TASK BRIEF
Each line of the data that includes the string "Thomas" is to be copied out.

###

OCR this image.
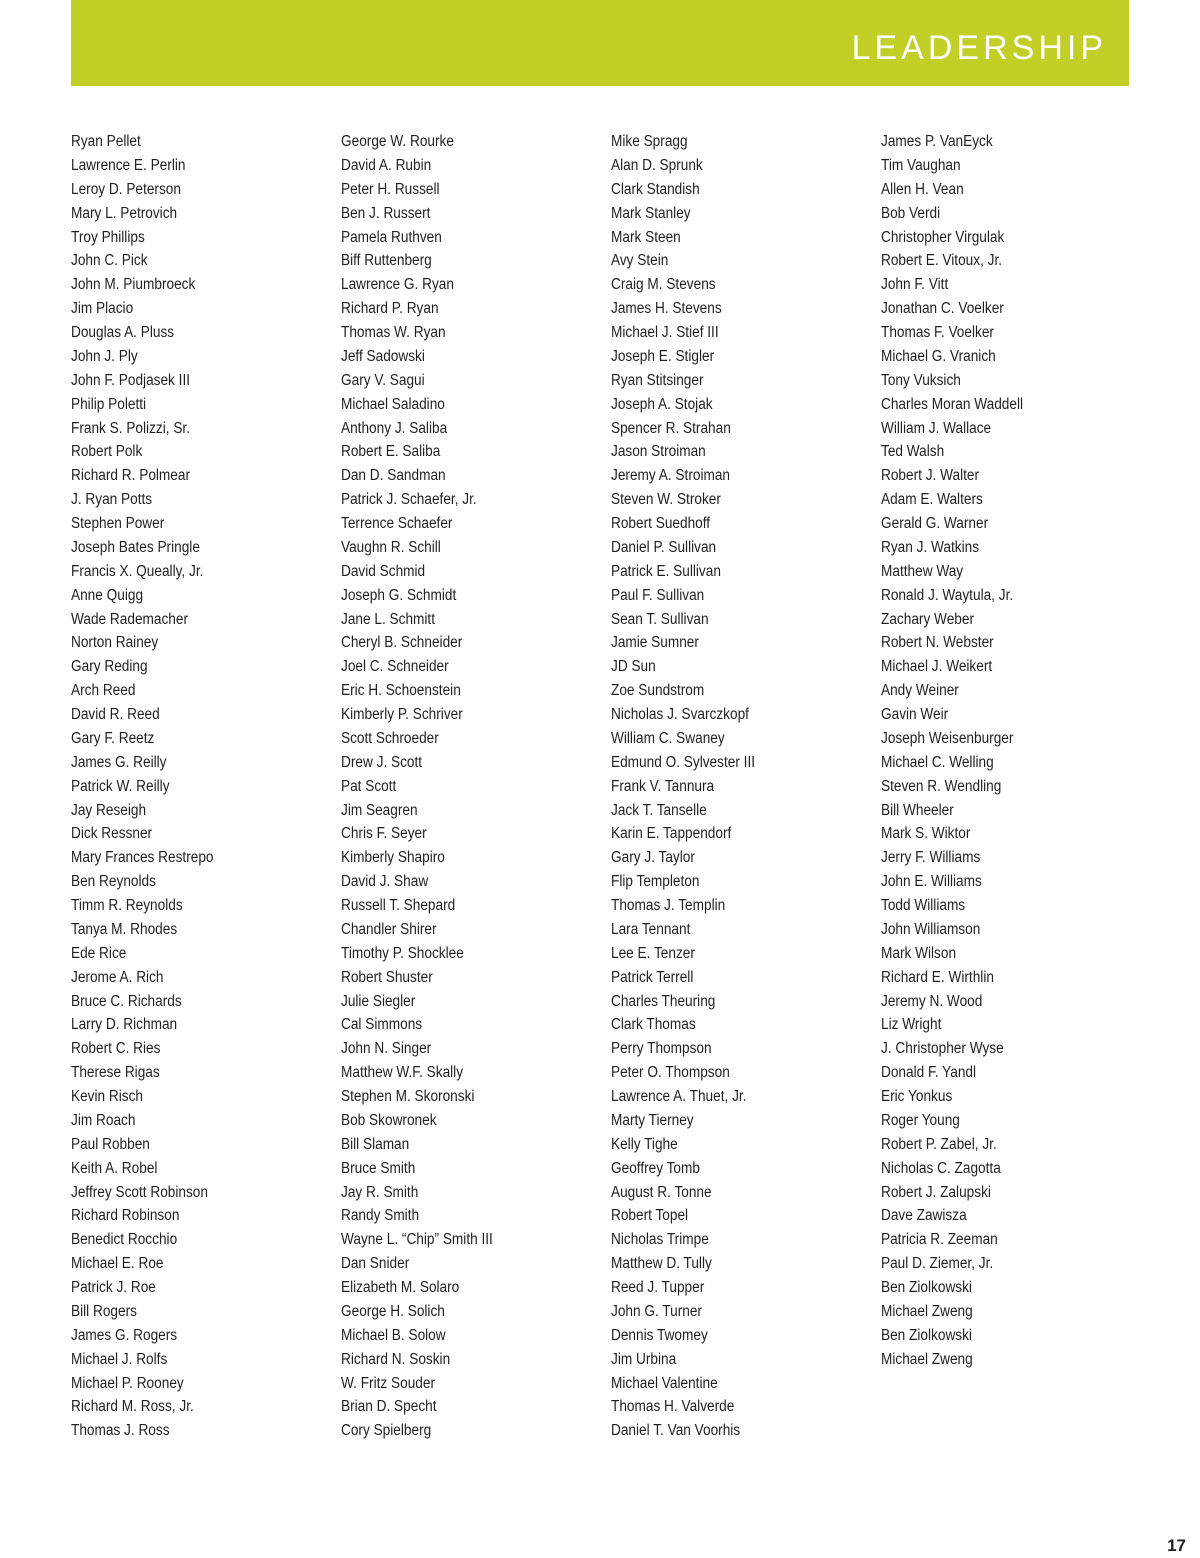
LEADERSHIP
Ryan Pellet
Lawrence E. Perlin
Leroy D. Peterson
Mary L. Petrovich
Troy Phillips
John C. Pick
John M. Piumbroeck
Jim Placio
Douglas A. Pluss
John J. Ply
John F. Podjasek III
Philip Poletti
Frank S. Polizzi, Sr.
Robert Polk
Richard R. Polmear
J. Ryan Potts
Stephen Power
Joseph Bates Pringle
Francis X. Queally, Jr.
Anne Quigg
Wade Rademacher
Norton Rainey
Gary Reding
Arch Reed
David R. Reed
Gary F. Reetz
James G. Reilly
Patrick W. Reilly
Jay Reseigh
Dick Ressner
Mary Frances Restrepo
Ben Reynolds
Timm R. Reynolds
Tanya M. Rhodes
Ede Rice
Jerome A. Rich
Bruce C. Richards
Larry D. Richman
Robert C. Ries
Therese Rigas
Kevin Risch
Jim Roach
Paul Robben
Keith A. Robel
Jeffrey Scott Robinson
Richard Robinson
Benedict Rocchio
Michael E. Roe
Patrick J. Roe
Bill Rogers
James G. Rogers
Michael J. Rolfs
Michael P. Rooney
Richard M. Ross, Jr.
Thomas J. Ross
George W. Rourke
David A. Rubin
Peter H. Russell
Ben J. Russert
Pamela Ruthven
Biff Ruttenberg
Lawrence G. Ryan
Richard P. Ryan
Thomas W. Ryan
Jeff Sadowski
Gary V. Sagui
Michael Saladino
Anthony J. Saliba
Robert E. Saliba
Dan D. Sandman
Patrick J. Schaefer, Jr.
Terrence Schaefer
Vaughn R. Schill
David Schmid
Joseph G. Schmidt
Jane L. Schmitt
Cheryl B. Schneider
Joel C. Schneider
Eric H. Schoenstein
Kimberly P. Schriver
Scott Schroeder
Drew J. Scott
Pat Scott
Jim Seagren
Chris F. Seyer
Kimberly Shapiro
David J. Shaw
Russell T. Shepard
Chandler Shirer
Timothy P. Shocklee
Robert Shuster
Julie Siegler
Cal Simmons
John N. Singer
Matthew W.F. Skally
Stephen M. Skoronski
Bob Skowronek
Bill Slaman
Bruce Smith
Jay R. Smith
Randy Smith
Wayne L. “Chip” Smith III
Dan Snider
Elizabeth M. Solaro
George H. Solich
Michael B. Solow
Richard N. Soskin
W. Fritz Souder
Brian D. Specht
Cory Spielberg
Mike Spragg
Alan D. Sprunk
Clark Standish
Mark Stanley
Mark Steen
Avy Stein
Craig M. Stevens
James H. Stevens
Michael J. Stief III
Joseph E. Stigler
Ryan Stitsinger
Joseph A. Stojak
Spencer R. Strahan
Jason Stroiman
Jeremy A. Stroiman
Steven W. Stroker
Robert Suedhoff
Daniel P. Sullivan
Patrick E. Sullivan
Paul F. Sullivan
Sean T. Sullivan
Jamie Sumner
JD Sun
Zoe Sundstrom
Nicholas J. Svarczkopf
William C. Swaney
Edmund O. Sylvester III
Frank V. Tannura
Jack T. Tanselle
Karin E. Tappendorf
Gary J. Taylor
Flip Templeton
Thomas J. Templin
Lara Tennant
Lee E. Tenzer
Patrick Terrell
Charles Theuring
Clark Thomas
Perry Thompson
Peter O. Thompson
Lawrence A. Thuet, Jr.
Marty Tierney
Kelly Tighe
Geoffrey Tomb
August R. Tonne
Robert Topel
Nicholas Trimpe
Matthew D. Tully
Reed J. Tupper
John G. Turner
Dennis Twomey
Jim Urbina
Michael Valentine
Thomas H. Valverde
Daniel T. Van Voorhis
James P. VanEyck
Tim Vaughan
Allen H. Vean
Bob Verdi
Christopher Virgulak
Robert E. Vitoux, Jr.
John F. Vitt
Jonathan C. Voelker
Thomas F. Voelker
Michael G. Vranich
Tony Vuksich
Charles Moran Waddell
William J. Wallace
Ted Walsh
Robert J. Walter
Adam E. Walters
Gerald G. Warner
Ryan J. Watkins
Matthew Way
Ronald J. Waytula, Jr.
Zachary Weber
Robert N. Webster
Michael J. Weikert
Andy Weiner
Gavin Weir
Joseph Weisenburger
Michael C. Welling
Steven R. Wendling
Bill Wheeler
Mark S. Wiktor
Jerry F. Williams
John E. Williams
Todd Williams
John Williamson
Mark Wilson
Richard E. Wirthlin
Jeremy N. Wood
Liz Wright
J. Christopher Wyse
Donald F. Yandl
Eric Yonkus
Roger Young
Robert P. Zabel, Jr.
Nicholas C. Zagotta
Robert J. Zalupski
Dave Zawisza
Patricia R. Zeeman
Paul D. Ziemer, Jr.
Ben Ziolkowski
Michael Zweng
Ben Ziolkowski
Michael Zweng
17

###

OUTPUT OF THE TASK
Thomas J. Ross
Thomas W. Ryan
Thomas J. Templin
Clark Thomas
Thomas H. Valverde
Thomas F. Voelker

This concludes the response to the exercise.